-- RECORDS TO PROCESS --
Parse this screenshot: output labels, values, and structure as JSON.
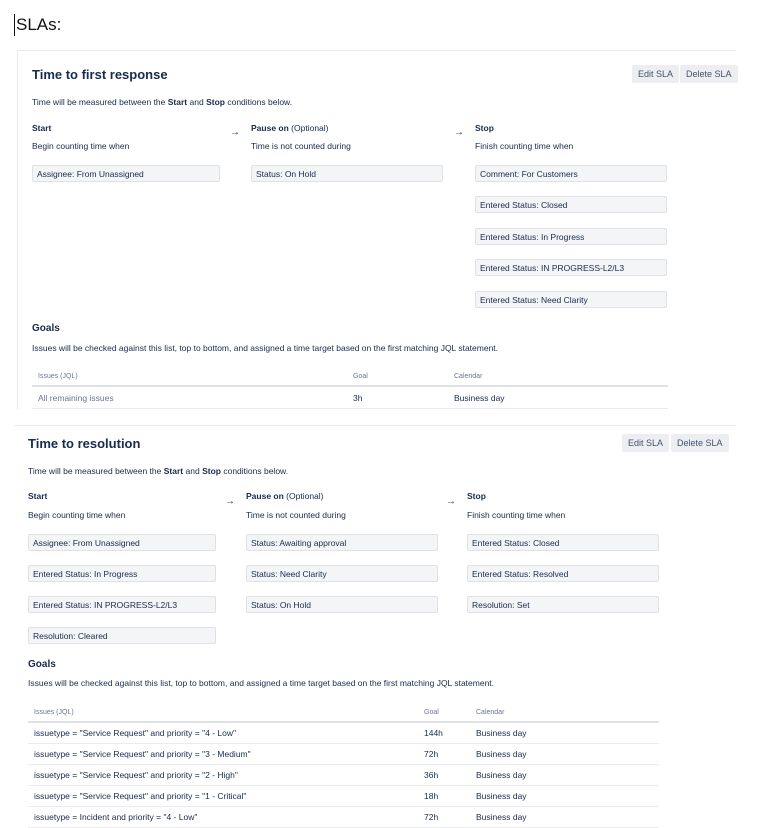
{
  "page": {
    "heading": "SLAs:"
  },
  "slas": [
    {
      "title": "Time to first response",
      "buttons": {
        "edit": "Edit SLA",
        "delete": "Delete SLA"
      },
      "desc": {
        "prefix": "Time will be measured between the",
        "start": "Start",
        "and": "and",
        "stop": "Stop",
        "suffix": "conditions below."
      },
      "start": {
        "label": "Start",
        "sub": "Begin counting time when",
        "conditions": [
          "Assignee: From Unassigned"
        ]
      },
      "pause": {
        "label": "Pause on",
        "optional": "(Optional)",
        "sub": "Time is not counted during",
        "conditions": [
          "Status: On Hold"
        ]
      },
      "stop": {
        "label": "Stop",
        "sub": "Finish counting time when",
        "conditions": [
          "Comment: For Customers",
          "Entered Status: Closed",
          "Entered Status: In Progress",
          "Entered Status: IN PROGRESS-L2/L3",
          "Entered Status: Need Clarity"
        ]
      },
      "arrow": "→",
      "goals": {
        "title": "Goals",
        "desc": "Issues will be checked against this list, top to bottom, and assigned a time target based on the first matching JQL statement.",
        "headers": {
          "issues": "Issues (JQL)",
          "goal": "Goal",
          "calendar": "Calendar"
        },
        "rows": [
          {
            "issues": "All remaining issues",
            "goal": "3h",
            "calendar": "Business day"
          }
        ]
      }
    },
    {
      "title": "Time to resolution",
      "buttons": {
        "edit": "Edit SLA",
        "delete": "Delete SLA"
      },
      "desc": {
        "prefix": "Time will be measured between the",
        "start": "Start",
        "and": "and",
        "stop": "Stop",
        "suffix": "conditions below."
      },
      "start": {
        "label": "Start",
        "sub": "Begin counting time when",
        "conditions": [
          "Assignee: From Unassigned",
          "Entered Status: In Progress",
          "Entered Status: IN PROGRESS-L2/L3",
          "Resolution: Cleared"
        ]
      },
      "pause": {
        "label": "Pause on",
        "optional": "(Optional)",
        "sub": "Time is not counted during",
        "conditions": [
          "Status: Awaiting approval",
          "Status: Need Clarity",
          "Status: On Hold"
        ]
      },
      "stop": {
        "label": "Stop",
        "sub": "Finish counting time when",
        "conditions": [
          "Entered Status: Closed",
          "Entered Status: Resolved",
          "Resolution: Set"
        ]
      },
      "arrow": "→",
      "goals": {
        "title": "Goals",
        "desc": "Issues will be checked against this list, top to bottom, and assigned a time target based on the first matching JQL statement.",
        "headers": {
          "issues": "Issues (JQL)",
          "goal": "Goal",
          "calendar": "Calendar"
        },
        "rows": [
          {
            "issues": "issuetype = \"Service Request\" and priority = \"4 - Low\"",
            "goal": "144h",
            "calendar": "Business day"
          },
          {
            "issues": "issuetype = \"Service Request\" and priority = \"3 - Medium\"",
            "goal": "72h",
            "calendar": "Business day"
          },
          {
            "issues": "issuetype = \"Service Request\" and priority = \"2 - High\"",
            "goal": "36h",
            "calendar": "Business day"
          },
          {
            "issues": "issuetype = \"Service Request\" and priority = \"1 - Critical\"",
            "goal": "18h",
            "calendar": "Business day"
          },
          {
            "issues": "issuetype = Incident and priority = \"4 - Low\"",
            "goal": "72h",
            "calendar": "Business day"
          }
        ]
      }
    }
  ]
}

-- SHORT PROBLEM --
Skip the pictures and print each record exactly as it stands.

-- PROBLEM SOLUTION --
Parse this screenshot: output labels, values, and structure as JSON.
{
  "page": {
    "heading": "SLAs:"
  },
  "slas": [
    {
      "title": "Time to first response",
      "buttons": {
        "edit": "Edit SLA",
        "delete": "Delete SLA"
      },
      "desc": {
        "prefix": "Time will be measured between the",
        "start": "Start",
        "and": "and",
        "stop": "Stop",
        "suffix": "conditions below."
      },
      "start": {
        "label": "Start",
        "sub": "Begin counting time when",
        "conditions": [
          "Assignee: From Unassigned"
        ]
      },
      "pause": {
        "label": "Pause on",
        "optional": "(Optional)",
        "sub": "Time is not counted during",
        "conditions": [
          "Status: On Hold"
        ]
      },
      "stop": {
        "label": "Stop",
        "sub": "Finish counting time when",
        "conditions": [
          "Comment: For Customers",
          "Entered Status: Closed",
          "Entered Status: In Progress",
          "Entered Status: IN PROGRESS-L2/L3",
          "Entered Status: Need Clarity"
        ]
      },
      "arrow": "→",
      "goals": {
        "title": "Goals",
        "desc": "Issues will be checked against this list, top to bottom, and assigned a time target based on the first matching JQL statement.",
        "headers": {
          "issues": "Issues (JQL)",
          "goal": "Goal",
          "calendar": "Calendar"
        },
        "rows": [
          {
            "issues": "All remaining issues",
            "goal": "3h",
            "calendar": "Business day"
          }
        ]
      }
    },
    {
      "title": "Time to resolution",
      "buttons": {
        "edit": "Edit SLA",
        "delete": "Delete SLA"
      },
      "desc": {
        "prefix": "Time will be measured between the",
        "start": "Start",
        "and": "and",
        "stop": "Stop",
        "suffix": "conditions below."
      },
      "start": {
        "label": "Start",
        "sub": "Begin counting time when",
        "conditions": [
          "Assignee: From Unassigned",
          "Entered Status: In Progress",
          "Entered Status: IN PROGRESS-L2/L3",
          "Resolution: Cleared"
        ]
      },
      "pause": {
        "label": "Pause on",
        "optional": "(Optional)",
        "sub": "Time is not counted during",
        "conditions": [
          "Status: Awaiting approval",
          "Status: Need Clarity",
          "Status: On Hold"
        ]
      },
      "stop": {
        "label": "Stop",
        "sub": "Finish counting time when",
        "conditions": [
          "Entered Status: Closed",
          "Entered Status: Resolved",
          "Resolution: Set"
        ]
      },
      "arrow": "→",
      "goals": {
        "title": "Goals",
        "desc": "Issues will be checked against this list, top to bottom, and assigned a time target based on the first matching JQL statement.",
        "headers": {
          "issues": "Issues (JQL)",
          "goal": "Goal",
          "calendar": "Calendar"
        },
        "rows": [
          {
            "issues": "issuetype = \"Service Request\" and priority = \"4 - Low\"",
            "goal": "144h",
            "calendar": "Business day"
          },
          {
            "issues": "issuetype = \"Service Request\" and priority = \"3 - Medium\"",
            "goal": "72h",
            "calendar": "Business day"
          },
          {
            "issues": "issuetype = \"Service Request\" and priority = \"2 - High\"",
            "goal": "36h",
            "calendar": "Business day"
          },
          {
            "issues": "issuetype = \"Service Request\" and priority = \"1 - Critical\"",
            "goal": "18h",
            "calendar": "Business day"
          },
          {
            "issues": "issuetype = Incident and priority = \"4 - Low\"",
            "goal": "72h",
            "calendar": "Business day"
          }
        ]
      }
    }
  ]
}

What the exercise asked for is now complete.